* [Aim] Select, from the material below, each line with "Account" in it.

* [Provided information]
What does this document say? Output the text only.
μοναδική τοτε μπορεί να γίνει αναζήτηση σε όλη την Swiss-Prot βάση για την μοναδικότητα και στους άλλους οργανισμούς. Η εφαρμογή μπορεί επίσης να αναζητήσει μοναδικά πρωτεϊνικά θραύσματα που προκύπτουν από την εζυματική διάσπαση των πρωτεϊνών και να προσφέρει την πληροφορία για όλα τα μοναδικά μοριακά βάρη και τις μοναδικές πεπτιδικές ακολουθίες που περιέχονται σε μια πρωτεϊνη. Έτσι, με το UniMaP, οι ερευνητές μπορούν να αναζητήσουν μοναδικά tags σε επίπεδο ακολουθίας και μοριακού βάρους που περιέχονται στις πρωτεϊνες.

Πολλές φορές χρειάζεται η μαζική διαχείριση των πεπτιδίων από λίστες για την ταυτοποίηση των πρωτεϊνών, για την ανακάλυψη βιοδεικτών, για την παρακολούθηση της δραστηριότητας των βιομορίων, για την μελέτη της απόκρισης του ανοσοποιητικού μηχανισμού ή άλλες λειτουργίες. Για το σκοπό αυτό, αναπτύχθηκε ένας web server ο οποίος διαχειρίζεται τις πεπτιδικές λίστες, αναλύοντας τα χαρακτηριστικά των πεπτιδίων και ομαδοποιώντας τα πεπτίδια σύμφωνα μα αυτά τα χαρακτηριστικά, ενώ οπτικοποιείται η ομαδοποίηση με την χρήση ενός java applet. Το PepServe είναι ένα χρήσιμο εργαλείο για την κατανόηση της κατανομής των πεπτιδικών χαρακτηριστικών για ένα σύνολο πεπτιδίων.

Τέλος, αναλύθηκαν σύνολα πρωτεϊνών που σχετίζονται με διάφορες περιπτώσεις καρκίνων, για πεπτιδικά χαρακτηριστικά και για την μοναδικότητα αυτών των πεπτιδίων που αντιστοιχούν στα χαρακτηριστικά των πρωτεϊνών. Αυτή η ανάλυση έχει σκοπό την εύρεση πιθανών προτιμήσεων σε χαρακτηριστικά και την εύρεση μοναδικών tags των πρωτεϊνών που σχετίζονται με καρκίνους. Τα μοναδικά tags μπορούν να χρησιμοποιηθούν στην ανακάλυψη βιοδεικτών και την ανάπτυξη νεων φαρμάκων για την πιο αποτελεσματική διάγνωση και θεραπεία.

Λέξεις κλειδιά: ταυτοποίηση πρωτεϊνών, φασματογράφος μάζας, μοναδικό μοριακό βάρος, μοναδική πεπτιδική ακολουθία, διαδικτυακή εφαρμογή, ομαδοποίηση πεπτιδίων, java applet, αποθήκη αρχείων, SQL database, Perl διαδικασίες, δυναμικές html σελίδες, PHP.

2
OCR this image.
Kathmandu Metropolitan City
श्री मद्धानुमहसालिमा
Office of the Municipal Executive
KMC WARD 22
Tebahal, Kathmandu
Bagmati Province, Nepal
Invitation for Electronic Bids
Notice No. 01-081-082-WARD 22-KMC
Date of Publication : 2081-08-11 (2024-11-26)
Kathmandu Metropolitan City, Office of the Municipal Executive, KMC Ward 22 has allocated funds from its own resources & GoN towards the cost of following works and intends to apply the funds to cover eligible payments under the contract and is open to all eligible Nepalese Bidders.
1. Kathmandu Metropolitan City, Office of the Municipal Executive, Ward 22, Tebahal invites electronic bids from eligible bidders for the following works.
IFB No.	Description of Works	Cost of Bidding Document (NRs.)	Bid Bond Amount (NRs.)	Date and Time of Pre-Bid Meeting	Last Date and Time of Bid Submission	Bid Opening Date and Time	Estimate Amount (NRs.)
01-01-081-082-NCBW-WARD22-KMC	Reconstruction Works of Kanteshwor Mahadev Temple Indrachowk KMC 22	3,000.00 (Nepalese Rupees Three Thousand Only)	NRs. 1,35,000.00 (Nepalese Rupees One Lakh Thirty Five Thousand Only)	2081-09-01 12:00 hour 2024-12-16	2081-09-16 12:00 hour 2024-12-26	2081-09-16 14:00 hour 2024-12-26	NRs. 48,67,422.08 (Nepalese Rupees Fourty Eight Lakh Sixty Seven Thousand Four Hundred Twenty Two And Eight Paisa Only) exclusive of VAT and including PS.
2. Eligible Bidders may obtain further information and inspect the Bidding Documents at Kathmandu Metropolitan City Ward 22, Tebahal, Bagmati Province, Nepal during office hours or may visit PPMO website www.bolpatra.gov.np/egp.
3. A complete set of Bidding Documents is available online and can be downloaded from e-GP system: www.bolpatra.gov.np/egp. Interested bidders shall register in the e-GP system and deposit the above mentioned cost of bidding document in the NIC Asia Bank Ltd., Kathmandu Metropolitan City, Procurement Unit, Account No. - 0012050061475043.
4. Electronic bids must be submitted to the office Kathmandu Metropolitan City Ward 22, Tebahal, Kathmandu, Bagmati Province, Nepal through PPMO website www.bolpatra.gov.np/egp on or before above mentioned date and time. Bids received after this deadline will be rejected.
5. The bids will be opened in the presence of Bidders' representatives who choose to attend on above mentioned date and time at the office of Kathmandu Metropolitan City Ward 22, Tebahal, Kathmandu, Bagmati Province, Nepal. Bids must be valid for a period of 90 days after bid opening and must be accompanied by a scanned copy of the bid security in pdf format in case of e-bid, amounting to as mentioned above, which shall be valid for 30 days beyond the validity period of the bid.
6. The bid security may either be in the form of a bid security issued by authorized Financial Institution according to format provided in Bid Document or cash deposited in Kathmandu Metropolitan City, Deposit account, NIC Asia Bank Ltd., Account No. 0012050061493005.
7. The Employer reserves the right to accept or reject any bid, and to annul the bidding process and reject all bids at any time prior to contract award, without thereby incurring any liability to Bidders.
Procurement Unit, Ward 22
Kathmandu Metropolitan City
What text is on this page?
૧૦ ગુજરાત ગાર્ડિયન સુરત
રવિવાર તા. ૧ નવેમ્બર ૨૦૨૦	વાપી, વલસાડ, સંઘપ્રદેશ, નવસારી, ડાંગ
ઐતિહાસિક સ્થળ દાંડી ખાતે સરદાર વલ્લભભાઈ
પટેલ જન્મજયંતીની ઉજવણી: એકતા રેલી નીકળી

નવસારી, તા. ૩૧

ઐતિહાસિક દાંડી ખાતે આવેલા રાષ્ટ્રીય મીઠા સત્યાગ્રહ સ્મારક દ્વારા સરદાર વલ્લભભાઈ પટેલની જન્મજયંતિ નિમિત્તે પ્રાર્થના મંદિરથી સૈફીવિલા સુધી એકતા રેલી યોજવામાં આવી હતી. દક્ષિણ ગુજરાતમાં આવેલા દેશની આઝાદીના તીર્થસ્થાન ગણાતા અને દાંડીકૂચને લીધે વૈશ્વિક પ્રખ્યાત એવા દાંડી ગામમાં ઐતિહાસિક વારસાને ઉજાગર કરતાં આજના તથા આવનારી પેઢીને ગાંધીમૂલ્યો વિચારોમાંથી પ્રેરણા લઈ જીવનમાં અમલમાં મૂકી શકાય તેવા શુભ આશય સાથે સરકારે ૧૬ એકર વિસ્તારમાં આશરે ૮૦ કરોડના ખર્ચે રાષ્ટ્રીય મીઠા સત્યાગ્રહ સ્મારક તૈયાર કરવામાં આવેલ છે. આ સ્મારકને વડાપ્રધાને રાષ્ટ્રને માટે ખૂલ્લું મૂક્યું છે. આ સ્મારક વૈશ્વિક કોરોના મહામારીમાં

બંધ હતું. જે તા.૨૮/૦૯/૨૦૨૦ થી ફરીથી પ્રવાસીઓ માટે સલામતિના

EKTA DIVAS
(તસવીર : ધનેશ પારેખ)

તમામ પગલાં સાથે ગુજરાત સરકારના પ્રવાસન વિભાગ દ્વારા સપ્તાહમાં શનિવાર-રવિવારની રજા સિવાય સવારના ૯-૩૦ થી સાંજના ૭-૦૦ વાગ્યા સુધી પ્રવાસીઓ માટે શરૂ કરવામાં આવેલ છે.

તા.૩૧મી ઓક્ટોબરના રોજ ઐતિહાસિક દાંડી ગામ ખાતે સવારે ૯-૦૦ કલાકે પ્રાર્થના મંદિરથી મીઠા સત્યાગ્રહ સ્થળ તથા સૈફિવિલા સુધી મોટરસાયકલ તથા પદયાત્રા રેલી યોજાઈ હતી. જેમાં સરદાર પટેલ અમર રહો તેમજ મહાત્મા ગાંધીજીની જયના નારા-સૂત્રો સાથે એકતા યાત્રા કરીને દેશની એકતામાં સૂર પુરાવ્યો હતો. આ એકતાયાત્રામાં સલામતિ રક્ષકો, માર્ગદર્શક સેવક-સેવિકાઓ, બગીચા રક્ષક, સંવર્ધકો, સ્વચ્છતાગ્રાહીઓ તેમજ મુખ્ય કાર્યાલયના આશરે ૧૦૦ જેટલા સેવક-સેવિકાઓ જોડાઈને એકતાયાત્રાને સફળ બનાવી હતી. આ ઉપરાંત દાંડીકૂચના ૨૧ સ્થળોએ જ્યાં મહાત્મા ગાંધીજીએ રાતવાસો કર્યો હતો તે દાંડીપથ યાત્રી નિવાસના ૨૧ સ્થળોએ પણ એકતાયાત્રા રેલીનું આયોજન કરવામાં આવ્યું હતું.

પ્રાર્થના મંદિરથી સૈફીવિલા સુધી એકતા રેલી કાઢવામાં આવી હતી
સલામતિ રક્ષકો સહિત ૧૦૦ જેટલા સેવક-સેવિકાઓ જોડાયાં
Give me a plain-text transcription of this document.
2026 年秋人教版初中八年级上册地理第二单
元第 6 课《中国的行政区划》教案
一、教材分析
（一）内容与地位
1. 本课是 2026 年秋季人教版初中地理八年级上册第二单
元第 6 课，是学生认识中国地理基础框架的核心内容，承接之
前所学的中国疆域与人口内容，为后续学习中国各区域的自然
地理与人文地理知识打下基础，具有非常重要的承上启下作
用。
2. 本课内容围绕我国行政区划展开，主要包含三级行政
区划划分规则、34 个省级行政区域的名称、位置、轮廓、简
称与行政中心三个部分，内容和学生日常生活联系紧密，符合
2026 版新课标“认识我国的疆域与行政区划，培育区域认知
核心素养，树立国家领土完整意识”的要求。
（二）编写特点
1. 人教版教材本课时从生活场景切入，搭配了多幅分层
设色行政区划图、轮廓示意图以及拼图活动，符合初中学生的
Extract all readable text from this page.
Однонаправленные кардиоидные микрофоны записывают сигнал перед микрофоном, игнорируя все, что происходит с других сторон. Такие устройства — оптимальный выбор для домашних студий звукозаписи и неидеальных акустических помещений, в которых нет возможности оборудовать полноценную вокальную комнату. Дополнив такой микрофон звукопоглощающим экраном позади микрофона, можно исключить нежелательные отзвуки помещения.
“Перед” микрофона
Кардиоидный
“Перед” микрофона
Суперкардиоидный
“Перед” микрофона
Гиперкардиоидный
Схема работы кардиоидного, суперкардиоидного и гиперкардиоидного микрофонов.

* [The output]
3. A complete set of Bidding Documents is available online and can be downloaded from e-GP system: www.bolpatra.gov.np/egp. Interested bidders shall register in the e-GP system and deposit the above mentioned cost of bidding document in the NIC Asia Bank Ltd., Kathmandu Metropolitan City, Procurement Unit, Account No. - 0012050061475043.
6. The bid security may either be in the form of a bid security issued by authorized Financial Institution according to format provided in Bid Document or cash deposited in Kathmandu Metropolitan City, Deposit account, NIC Asia Bank Ltd., Account No. 0012050061493005.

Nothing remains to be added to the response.